▶ _Listed entries_
-.-.-
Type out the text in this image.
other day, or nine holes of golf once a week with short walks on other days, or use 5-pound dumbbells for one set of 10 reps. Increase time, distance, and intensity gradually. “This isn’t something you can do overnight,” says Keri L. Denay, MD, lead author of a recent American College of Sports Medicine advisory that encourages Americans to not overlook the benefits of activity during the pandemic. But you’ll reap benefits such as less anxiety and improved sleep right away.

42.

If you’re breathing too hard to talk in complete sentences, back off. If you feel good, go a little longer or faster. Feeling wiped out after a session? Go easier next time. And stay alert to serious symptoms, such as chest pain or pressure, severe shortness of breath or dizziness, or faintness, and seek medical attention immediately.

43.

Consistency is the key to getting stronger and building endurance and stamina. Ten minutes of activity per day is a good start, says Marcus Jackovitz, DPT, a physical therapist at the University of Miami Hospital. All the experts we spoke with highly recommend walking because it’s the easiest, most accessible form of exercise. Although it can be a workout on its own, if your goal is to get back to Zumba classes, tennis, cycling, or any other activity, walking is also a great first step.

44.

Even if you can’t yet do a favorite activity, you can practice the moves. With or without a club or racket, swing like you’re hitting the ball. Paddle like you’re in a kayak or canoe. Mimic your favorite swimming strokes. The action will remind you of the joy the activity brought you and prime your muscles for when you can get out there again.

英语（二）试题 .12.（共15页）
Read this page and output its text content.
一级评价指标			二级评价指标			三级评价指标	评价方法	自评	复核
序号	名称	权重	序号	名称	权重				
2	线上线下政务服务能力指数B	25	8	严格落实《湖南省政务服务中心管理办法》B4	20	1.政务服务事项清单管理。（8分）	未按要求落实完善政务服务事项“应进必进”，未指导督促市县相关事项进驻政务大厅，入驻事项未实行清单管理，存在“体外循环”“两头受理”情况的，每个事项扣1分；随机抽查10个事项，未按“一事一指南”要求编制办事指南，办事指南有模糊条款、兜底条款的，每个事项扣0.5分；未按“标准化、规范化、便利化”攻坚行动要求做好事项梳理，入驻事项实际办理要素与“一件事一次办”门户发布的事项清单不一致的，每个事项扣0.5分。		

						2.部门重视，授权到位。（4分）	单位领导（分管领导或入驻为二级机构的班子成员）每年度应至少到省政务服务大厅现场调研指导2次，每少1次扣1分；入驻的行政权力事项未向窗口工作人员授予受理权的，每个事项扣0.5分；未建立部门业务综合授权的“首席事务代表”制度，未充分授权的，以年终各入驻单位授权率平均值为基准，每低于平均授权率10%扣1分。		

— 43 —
-.-.-
▶ _Aim_
Read the data above and pull out each line that holds the string "your".

▶ _The result_
Consistency is the key to getting stronger and building endurance and stamina. Ten minutes of activity per day is a good start, says Marcus Jackovitz, DPT, a physical therapist at the University of Miami Hospital. All the experts we spoke with highly recommend walking because it’s the easiest, most accessible form of exercise. Although it can be a workout on its own, if your goal is to get back to Zumba classes, tennis, cycling, or any other activity, walking is also a great first step.
Even if you can’t yet do a favorite activity, you can practice the moves. With or without a club or racket, swing like you’re hitting the ball. Paddle like you’re in a kayak or canoe. Mimic your favorite swimming strokes. The action will remind you of the joy the activity brought you and prime your muscles for when you can get out there again.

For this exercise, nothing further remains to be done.